#### Your instructions:
Repeat each record exactly. Any picture gets left out.

--- --- ---

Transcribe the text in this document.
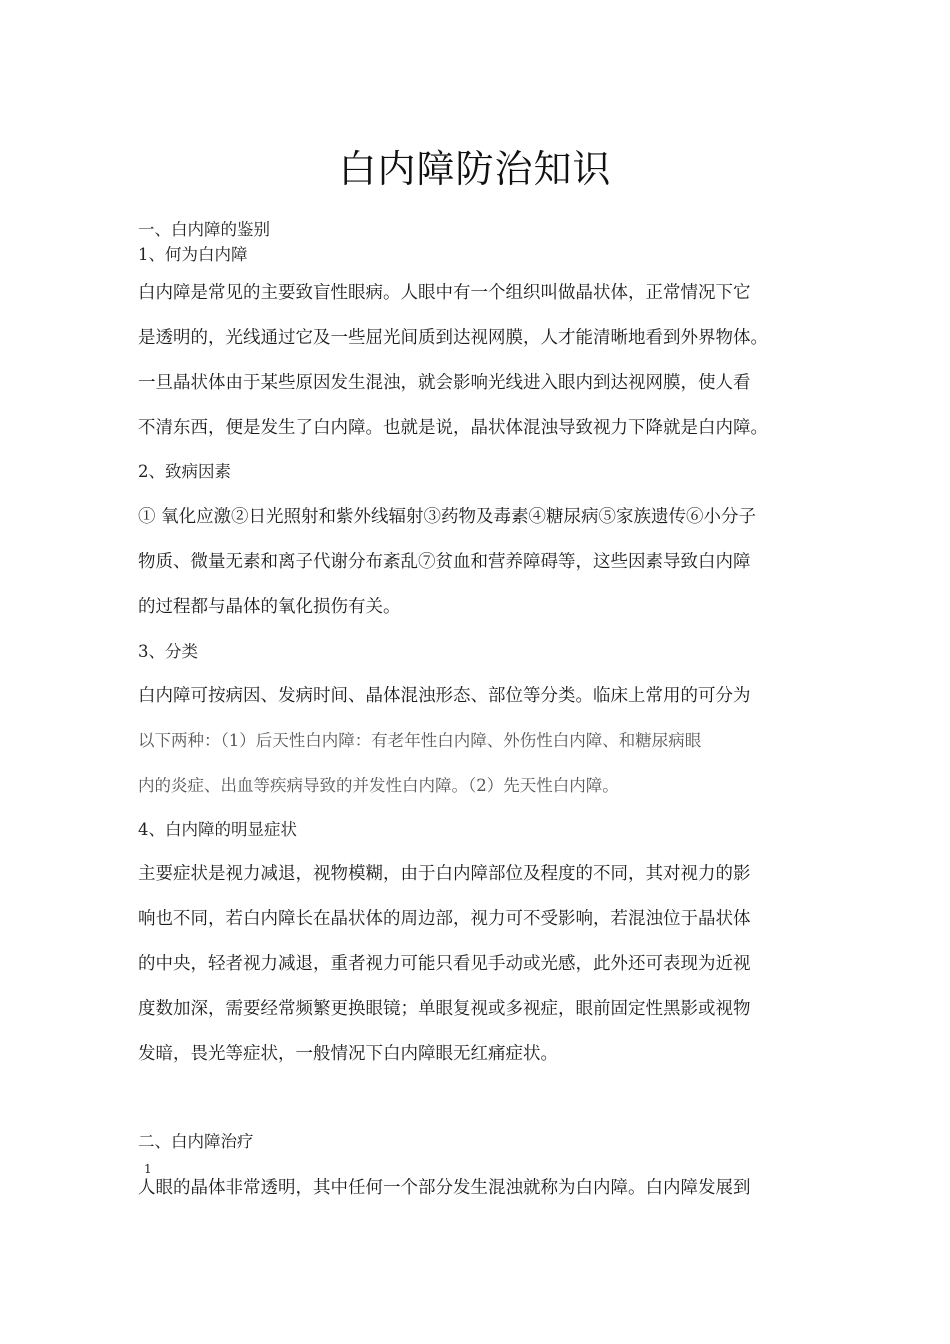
白内障防治知识
一、白内障的鉴别
1、何为白内障
白内障是常见的主要致盲性眼病。人眼中有一个组织叫做晶状体，正常情况下它
是透明的，光线通过它及一些屈光间质到达视网膜，人才能清晰地看到外界物体。
一旦晶状体由于某些原因发生混浊，就会影响光线进入眼内到达视网膜，使人看
不清东西，便是发生了白内障。也就是说，晶状体混浊导致视力下降就是白内障。
2、致病因素
① 氧化应激②日光照射和紫外线辐射③药物及毒素④糖尿病⑤家族遗传⑥小分子
物质、微量无素和离子代谢分布紊乱⑦贫血和营养障碍等，这些因素导致白内障
的过程都与晶体的氧化损伤有关。
3、分类
白内障可按病因、发病时间、晶体混浊形态、部位等分类。临床上常用的可分为
以下两种：（1）后天性白内障：有老年性白内障、外伤性白内障、和糖尿病眼
内的炎症、出血等疾病导致的并发性白内障。（2）先天性白内障。
4、白内障的明显症状
主要症状是视力减退，视物模糊，由于白内障部位及程度的不同，其对视力的影
响也不同，若白内障长在晶状体的周边部，视力可不受影响，若混浊位于晶状体
的中央，轻者视力减退，重者视力可能只看见手动或光感，此外还可表现为近视
度数加深，需要经常频繁更换眼镜；单眼复视或多视症，眼前固定性黑影或视物
发暗，畏光等症状，一般情况下白内障眼无红痛症状。
二、白内障治疗
1
人眼的晶体非常透明，其中任何一个部分发生混浊就称为白内障。白内障发展到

--- --- ---

#### Correct result:
Transcribe the text in this document.
白内障防治知识
一、白内障的鉴别
1、何为白内障
白内障是常见的主要致盲性眼病。人眼中有一个组织叫做晶状体，正常情况下它
是透明的，光线通过它及一些屈光间质到达视网膜，人才能清晰地看到外界物体。
一旦晶状体由于某些原因发生混浊，就会影响光线进入眼内到达视网膜，使人看
不清东西，便是发生了白内障。也就是说，晶状体混浊导致视力下降就是白内障。
2、致病因素
① 氧化应激②日光照射和紫外线辐射③药物及毒素④糖尿病⑤家族遗传⑥小分子
物质、微量无素和离子代谢分布紊乱⑦贫血和营养障碍等，这些因素导致白内障
的过程都与晶体的氧化损伤有关。
3、分类
白内障可按病因、发病时间、晶体混浊形态、部位等分类。临床上常用的可分为
以下两种：（1）后天性白内障：有老年性白内障、外伤性白内障、和糖尿病眼
内的炎症、出血等疾病导致的并发性白内障。（2）先天性白内障。
4、白内障的明显症状
主要症状是视力减退，视物模糊，由于白内障部位及程度的不同，其对视力的影
响也不同，若白内障长在晶状体的周边部，视力可不受影响，若混浊位于晶状体
的中央，轻者视力减退，重者视力可能只看见手动或光感，此外还可表现为近视
度数加深，需要经常频繁更换眼镜；单眼复视或多视症，眼前固定性黑影或视物
发暗，畏光等症状，一般情况下白内障眼无红痛症状。
二、白内障治疗
1
人眼的晶体非常透明，其中任何一个部分发生混浊就称为白内障。白内障发展到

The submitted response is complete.